----- Given records

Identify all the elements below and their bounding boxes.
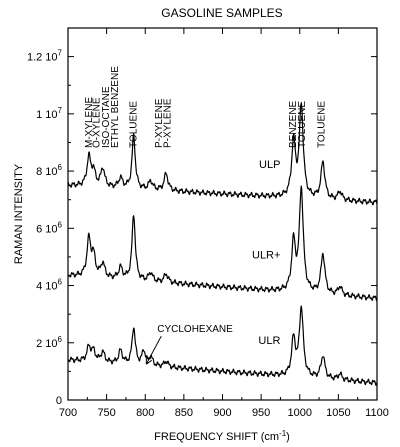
spectrum-ulr-plus — [67, 185, 378, 302]
peak-label: BENZENE — [288, 100, 299, 148]
series-label: ULR+ — [252, 249, 280, 261]
peak-label: P-XYLENE — [154, 98, 165, 148]
x-tick-label: 850 — [175, 407, 193, 419]
y-tick-labels: 0 2 106 4 106 6 106 8 106 1 107 1.2 107 — [27, 49, 63, 407]
x-axis-label-main: FREQUENCY SHIFT (cm — [154, 431, 279, 443]
peak-label: P-XYLENE — [163, 98, 174, 148]
x-axis-label-tail: ) — [286, 431, 290, 443]
spectrum-ulr — [67, 305, 378, 386]
series-label: ULR — [258, 335, 280, 347]
peak-label: M-XYLENE — [84, 97, 95, 148]
series-labels: ULP ULR+ ULR — [252, 159, 280, 347]
series-label: ULP — [259, 159, 280, 171]
y-axis-label: RAMAN INTENSITY — [13, 163, 25, 264]
annotation-arrow-head — [145, 357, 153, 365]
peak-label: ISO-OCTANE — [101, 86, 112, 148]
x-tick-label: 1000 — [288, 407, 312, 419]
axis-ticks — [67, 28, 378, 401]
x-axis-label-unit-exponent: -1 — [279, 429, 287, 438]
x-tick-label: 950 — [252, 407, 270, 419]
x-axis-label: FREQUENCY SHIFT (cm-1) — [154, 429, 290, 443]
x-tick-label: 750 — [97, 407, 115, 419]
spectrum-ulp — [67, 102, 378, 206]
x-tick-label: 1050 — [326, 407, 350, 419]
plot-frame — [67, 27, 378, 401]
peak-label: O-XYLENE — [92, 97, 103, 148]
x-tick-label: 900 — [213, 407, 231, 419]
x-tick-label: 1100 — [365, 407, 389, 419]
y-tick-label: 6 106 — [36, 220, 62, 235]
y-tick-label: 4 106 — [36, 278, 62, 293]
spectra-series — [67, 102, 378, 386]
cyclohexane-annotation: CYCLOHEXANE — [145, 324, 233, 365]
y-tick-label: 1.2 107 — [27, 49, 63, 64]
y-tick-label: 1 107 — [36, 106, 62, 121]
x-tick-labels: 700 750 800 850 900 950 1000 1050 1100 — [59, 407, 389, 419]
x-tick-label: 700 — [59, 407, 77, 419]
y-tick-label: 2 106 — [36, 335, 62, 350]
peak-label: TOLUENE — [129, 101, 140, 148]
annotation-label: CYCLOHEXANE — [157, 324, 233, 335]
annotation-arrow-shaft — [145, 335, 162, 365]
peak-label: ETHYL BENZENE — [110, 66, 121, 148]
chart-title: GASOLINE SAMPLES — [161, 6, 282, 20]
peak-label: TOLUENE — [316, 101, 327, 148]
y-tick-label: 0 — [56, 395, 62, 407]
x-tick-label: 800 — [136, 407, 154, 419]
y-tick-label: 8 106 — [36, 163, 62, 178]
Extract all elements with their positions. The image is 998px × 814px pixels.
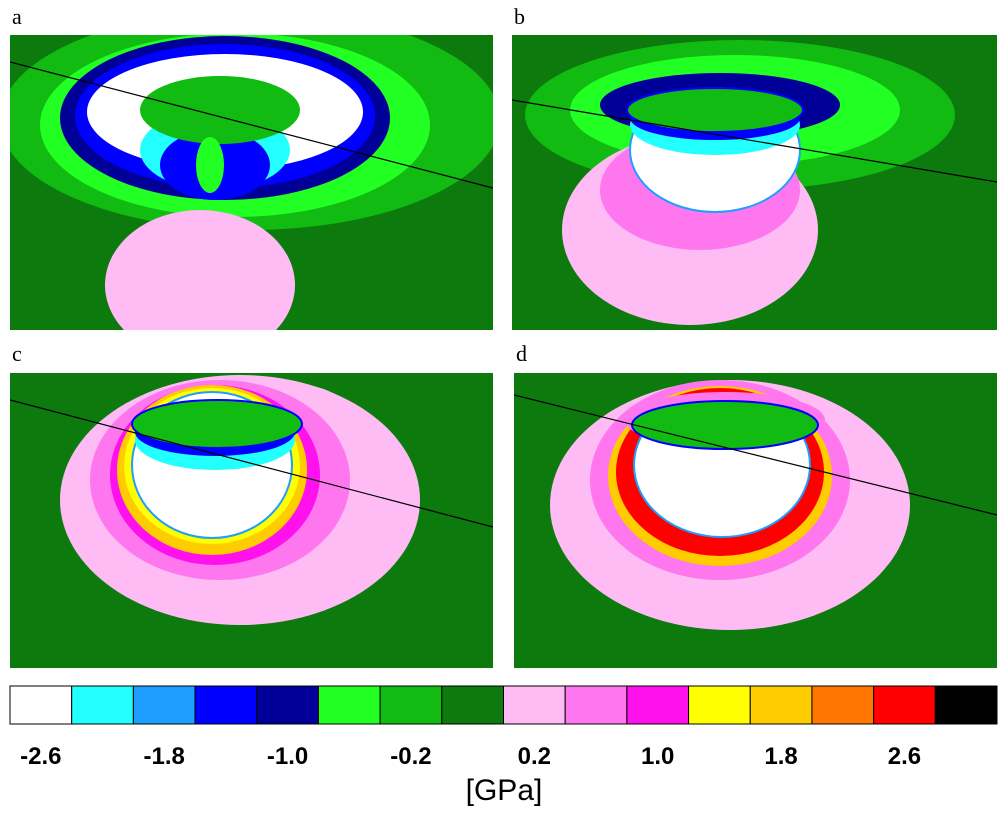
colorbar: -2.6 -1.8 -1.0 -0.2 0.2 1.0 1.8 2.6	[9, 685, 998, 770]
colorbar-cell	[688, 685, 751, 725]
colorbar-label: 1.0	[641, 743, 674, 770]
colorbar-label: -1.0	[267, 743, 308, 770]
colorbar-cell	[626, 685, 690, 725]
colorbar-cell	[934, 685, 998, 725]
colorbar-label: 2.6	[888, 743, 921, 770]
panel-label: a	[12, 4, 22, 29]
colorbar-label: 0.2	[518, 743, 551, 770]
colorbar-cell	[9, 685, 73, 725]
colorbar-cell	[503, 685, 566, 725]
colorbar-label: -1.8	[144, 743, 185, 770]
colorbar-cell	[811, 685, 875, 725]
colorbar-cell	[132, 685, 196, 725]
colorbar-cell	[441, 685, 504, 725]
panel-label: b	[514, 4, 525, 29]
colorbar-cell	[379, 685, 443, 725]
colorbar-label: -0.2	[390, 743, 431, 770]
unit-label: [GPa]	[466, 774, 543, 807]
panel-b	[512, 35, 997, 330]
colorbar-cell	[749, 685, 813, 725]
panel-label: c	[12, 341, 22, 366]
panel-a	[10, 35, 493, 330]
colorbar-cell	[317, 685, 381, 725]
panel-labels: a b c d	[12, 4, 527, 366]
panel-d	[514, 373, 997, 668]
colorbar-label: 1.8	[764, 743, 797, 770]
colorbar-cell	[256, 685, 319, 725]
colorbar-label: -2.6	[20, 743, 61, 770]
colorbar-cell	[564, 685, 628, 725]
colorbar-cell	[873, 685, 936, 725]
panel-label: d	[516, 341, 527, 366]
colorbar-cell	[194, 685, 258, 725]
colorbar-cell	[71, 685, 134, 725]
panel-c	[10, 373, 493, 668]
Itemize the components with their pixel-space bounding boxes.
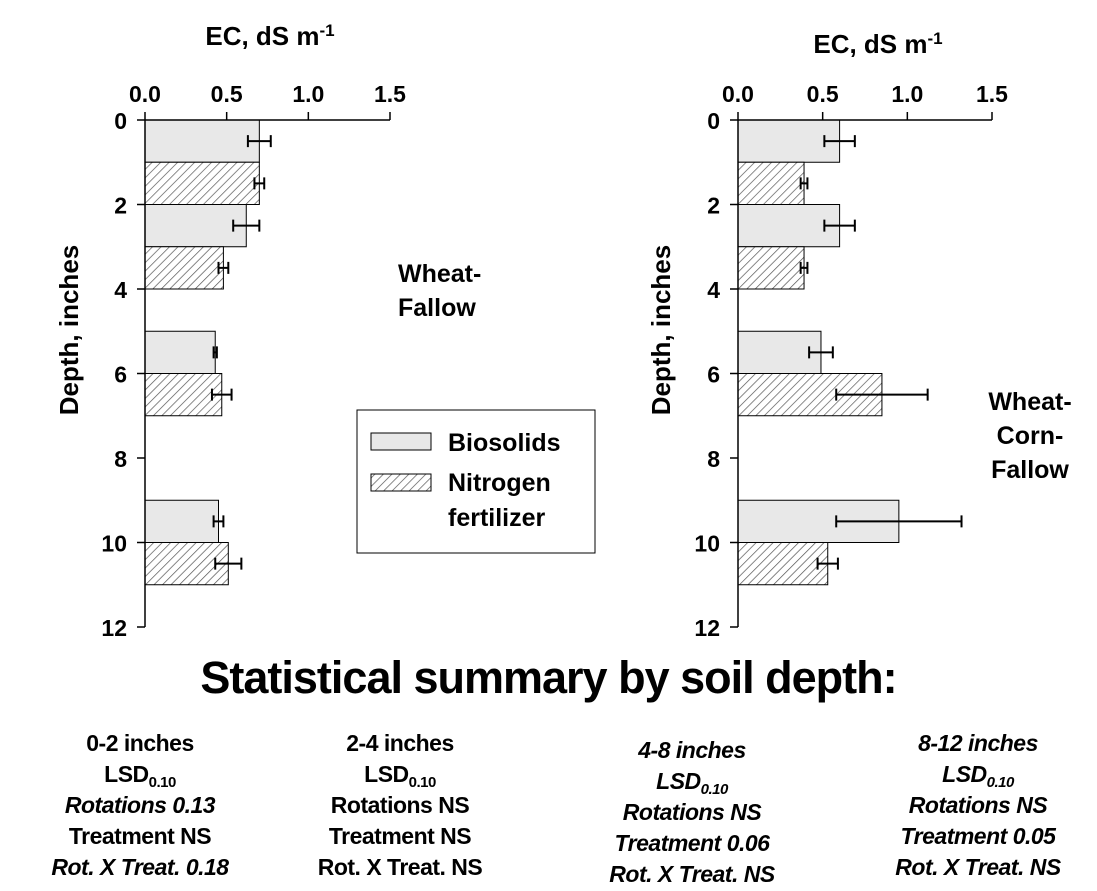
x-axis-title: EC, dS m-1 (813, 29, 942, 60)
y-tick-label: 12 (101, 615, 127, 641)
summary-lsd: LSD0.10 (656, 768, 728, 798)
rotation-label-line: Wheat- (398, 260, 481, 288)
summary-rot-x-treat: Rot. X Treat. NS (317, 854, 483, 880)
rotation-label-line: Wheat- (988, 388, 1071, 416)
summary-column-4-8-inches: 4-8 inches LSD0.10 Rotations NS Treatmen… (562, 735, 822, 890)
summary-column-2-4-inches: 2-4 inches LSD0.10 Rotations NS Treatmen… (270, 728, 530, 883)
x-tick-label: 0.5 (807, 81, 839, 107)
summary-rotations: Rotations NS (908, 792, 1048, 818)
summary-column-0-2-inches: 0-2 inches LSD0.10 Rotations 0.13 Treatm… (10, 728, 270, 883)
summary-rotations: Rotations NS (330, 792, 470, 818)
bar-nitrogen (737, 542, 829, 586)
y-axis-title: Depth, inches (646, 245, 676, 415)
y-tick-label: 4 (707, 277, 720, 303)
y-tick-label: 12 (694, 615, 720, 641)
rotation-label-line: Fallow (398, 294, 476, 322)
summary-treatment: Treatment 0.06 (614, 830, 770, 856)
summary-title: Statistical summary by soil depth: (200, 652, 897, 703)
x-tick-label: 1.0 (292, 81, 324, 107)
summary-treatment: Treatment 0.05 (900, 823, 1056, 849)
y-tick-label: 10 (101, 531, 127, 557)
x-axis-title: EC, dS m-1 (205, 21, 334, 52)
summary-column-8-12-inches: 8-12 inches LSD0.10 Rotations NS Treatme… (848, 728, 1097, 883)
y-axis-title: Depth, inches (54, 245, 84, 415)
rotation-label-line: Corn- (997, 422, 1064, 450)
summary-treatment: Treatment NS (328, 823, 472, 849)
summary-heading: 8-12 inches (918, 730, 1038, 756)
y-tick-label: 6 (114, 362, 127, 388)
wheat-corn-fallow-panel: 0.0 0.5 1.0 1.5 0 2 4 6 8 10 12 EC, dS m-1 Depth, in… (646, 29, 1072, 642)
legend-swatch-biosolids (370, 432, 432, 451)
summary-heading: 0-2 inches (86, 730, 194, 756)
legend-label-fertilizer: fertilizer (448, 504, 546, 532)
bar-nitrogen (144, 246, 224, 290)
summary-rot-x-treat: Rot. X Treat. 0.18 (51, 854, 229, 880)
legend: Biosolids Nitrogen fertilizer (356, 409, 596, 554)
summary-heading: 4-8 inches (638, 737, 746, 763)
summary-rotations: Rotations NS (622, 799, 762, 825)
x-axis-title-superscript: -1 (928, 29, 943, 48)
legend-label-nitrogen: Nitrogen (448, 469, 551, 497)
y-tick-label: 10 (694, 531, 720, 557)
y-tick-label: 2 (114, 193, 127, 219)
rotation-label-line: Fallow (991, 456, 1069, 484)
x-tick-label: 0.0 (129, 81, 161, 107)
x-tick-label: 1.5 (976, 81, 1008, 107)
x-tick-label: 1.0 (891, 81, 923, 107)
legend-label-biosolids: Biosolids (448, 429, 561, 457)
summary-heading: 2-4 inches (346, 730, 454, 756)
x-axis-title-superscript: -1 (320, 21, 335, 40)
summary-lsd: LSD0.10 (942, 761, 1014, 791)
chart-figure: 0.0 0.5 1.0 1.5 0 2 4 6 8 10 12 EC, dS m-1 Depth, in… (54, 21, 1072, 642)
summary-rotations: Rotations 0.13 (64, 792, 216, 818)
y-tick-label: 0 (114, 108, 127, 134)
summary-lsd: LSD0.10 (364, 761, 436, 791)
legend-swatch-nitrogen (370, 473, 432, 492)
summary-rot-x-treat: Rot. X Treat. NS (609, 861, 775, 887)
x-tick-label: 1.5 (374, 81, 406, 107)
wheat-fallow-panel: 0.0 0.5 1.0 1.5 0 2 4 6 8 10 12 EC, dS m-1 Depth, in… (54, 21, 481, 642)
bar-biosolids (144, 330, 216, 374)
summary-treatment: Treatment NS (68, 823, 212, 849)
y-tick-label: 4 (114, 277, 127, 303)
x-tick-label: 0.5 (211, 81, 243, 107)
bar-nitrogen (737, 246, 805, 290)
bar-nitrogen (144, 373, 223, 417)
bar-biosolids (144, 499, 219, 543)
y-tick-label: 2 (707, 193, 720, 219)
x-tick-label: 0.0 (722, 81, 754, 107)
summary-rot-x-treat: Rot. X Treat. NS (895, 854, 1061, 880)
y-tick-label: 8 (707, 446, 720, 472)
y-tick-label: 6 (707, 362, 720, 388)
bar-biosolids (737, 119, 841, 163)
summary-lsd: LSD0.10 (104, 761, 176, 791)
bar-biosolids (144, 204, 247, 248)
bar-nitrogen (737, 161, 805, 205)
y-tick-label: 0 (707, 108, 720, 134)
bar-biosolids (144, 119, 260, 163)
bar-nitrogen (144, 161, 260, 205)
y-tick-label: 8 (114, 446, 127, 472)
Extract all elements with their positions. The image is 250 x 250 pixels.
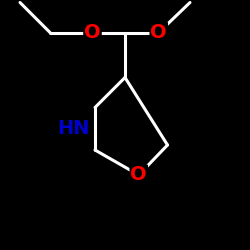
Text: HN: HN (58, 119, 90, 138)
Text: O: O (84, 23, 101, 42)
Text: O: O (130, 166, 147, 184)
Text: O: O (150, 23, 167, 42)
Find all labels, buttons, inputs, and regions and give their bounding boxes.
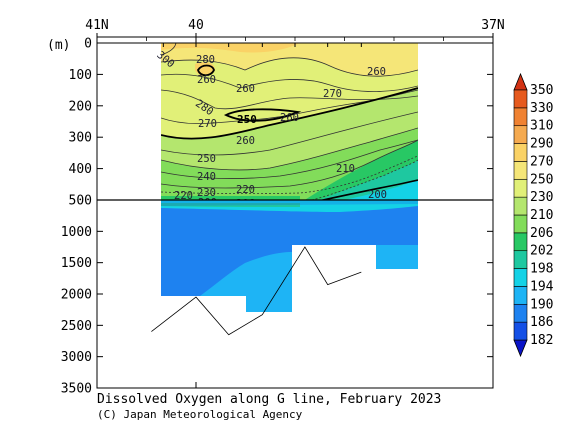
y-unit-label: (m) <box>47 38 70 53</box>
colorbar-swatch <box>514 286 527 304</box>
colorbar-swatch <box>514 197 527 215</box>
colorbar-label: 330 <box>530 101 553 116</box>
colorbar-swatch <box>514 251 527 269</box>
colorbar-label: 210 <box>530 208 553 223</box>
colorbar-swatch <box>514 179 527 197</box>
colorbar-label: 270 <box>530 154 553 169</box>
colorbar-label: 198 <box>530 262 553 277</box>
colorbar-label: 290 <box>530 137 553 152</box>
x-tick-label: 37N <box>481 18 504 33</box>
colorbar-swatch <box>514 269 527 287</box>
contour-label: 210 <box>336 163 355 175</box>
contour-label: 280 <box>196 54 215 66</box>
y-tick-label: 2500 <box>61 319 92 334</box>
colorbar-label: 350 <box>530 83 553 98</box>
colorbar-label: 202 <box>530 244 553 259</box>
contour-label: 260 <box>236 135 255 147</box>
y-tick-label: 300 <box>69 131 92 146</box>
colorbar-label: 186 <box>530 315 553 330</box>
colorbar-label: 194 <box>530 279 554 294</box>
colorbar-swatch <box>514 108 527 126</box>
colorbar-label: 182 <box>530 333 553 348</box>
colorbar-arrow-low <box>514 340 527 356</box>
colorbar-swatch <box>514 90 527 108</box>
y-tick-label: 2000 <box>61 288 92 303</box>
colorbar-label: 230 <box>530 190 553 205</box>
colorbar-label: 206 <box>530 226 553 241</box>
chart-credit: (C) Japan Meteorological Agency <box>97 408 302 421</box>
y-tick-label: 200 <box>69 99 92 114</box>
colorbar-swatch <box>514 322 527 340</box>
colorbar-label: 310 <box>530 119 553 134</box>
colorbar-label: 190 <box>530 297 553 312</box>
colorbar-swatch <box>514 161 527 179</box>
contour-label: 220 <box>236 184 255 196</box>
y-tick-label: 1000 <box>61 225 92 240</box>
y-tick-label: 3000 <box>61 350 92 365</box>
colorbar-swatch <box>514 233 527 251</box>
contour-label: 250 <box>237 113 257 126</box>
colorbar: 350 330 310 290 270 250 230 210 206 202 198 194 190 1… <box>514 74 554 356</box>
y-tick-label: 0 <box>84 37 92 52</box>
contour-label: 260 <box>236 83 255 95</box>
y-tick-label: 1500 <box>61 256 92 271</box>
contour-label: 260 <box>280 112 299 124</box>
colorbar-arrow-high <box>514 74 527 90</box>
contour-label: 200 <box>368 189 387 201</box>
y-tick-label: 100 <box>69 68 92 83</box>
y-tick-label: 500 <box>69 194 92 209</box>
colorbar-swatch <box>514 304 527 322</box>
contour-label: 270 <box>323 88 342 100</box>
y-tick-label: 400 <box>69 162 92 177</box>
contour-label: 250 <box>197 153 216 165</box>
contour-label: 260 <box>367 66 386 78</box>
x-tick-label: 41N <box>85 18 108 33</box>
contour-label: 260 <box>197 74 216 86</box>
y-tick-label: 3500 <box>61 382 92 397</box>
colorbar-swatch <box>514 144 527 162</box>
chart-title: Dissolved Oxygen along G line, February … <box>97 392 441 407</box>
colorbar-label: 250 <box>530 172 553 187</box>
colorbar-swatch <box>514 126 527 144</box>
x-tick-label: 40 <box>188 18 204 33</box>
contour-label: 270 <box>198 118 217 130</box>
contour-label: 240 <box>197 171 216 183</box>
colorbar-swatch <box>514 215 527 233</box>
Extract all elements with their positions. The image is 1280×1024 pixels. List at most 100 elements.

----------

Problem to work on
Copy the part of the material above that begins with the line containing "colorbar: -2.6 -1.8" and ends with the line containing "341, 22, 366]", reproducing each line without change.

Answer to this task
colorbar: -2.6 -1.8 -1.0 -0.2 0.2 1.0 1.8 2.6	[9, 685, 998, 770]
colorbar-cell	[688, 685, 751, 725]
colorbar-label: 1.0	[641, 743, 674, 770]
colorbar-label: -1.0	[267, 743, 308, 770]
colorbar-cell	[626, 685, 690, 725]
colorbar-cell	[934, 685, 998, 725]
colorbar-label: 2.6	[888, 743, 921, 770]
panel-label: a	[12, 4, 22, 29]
colorbar-label: 0.2	[518, 743, 551, 770]
colorbar-cell	[9, 685, 73, 725]
colorbar-cell	[503, 685, 566, 725]
colorbar-label: -1.8	[144, 743, 185, 770]
colorbar-cell	[811, 685, 875, 725]
colorbar-cell	[132, 685, 196, 725]
colorbar-cell	[441, 685, 504, 725]
panel-label: b	[514, 4, 525, 29]
colorbar-cell	[379, 685, 443, 725]
colorbar-label: -0.2	[390, 743, 431, 770]
unit-label: [GPa]	[466, 774, 543, 807]
panel-b	[512, 35, 997, 330]
colorbar-cell	[749, 685, 813, 725]
panel-label: c	[12, 341, 22, 366]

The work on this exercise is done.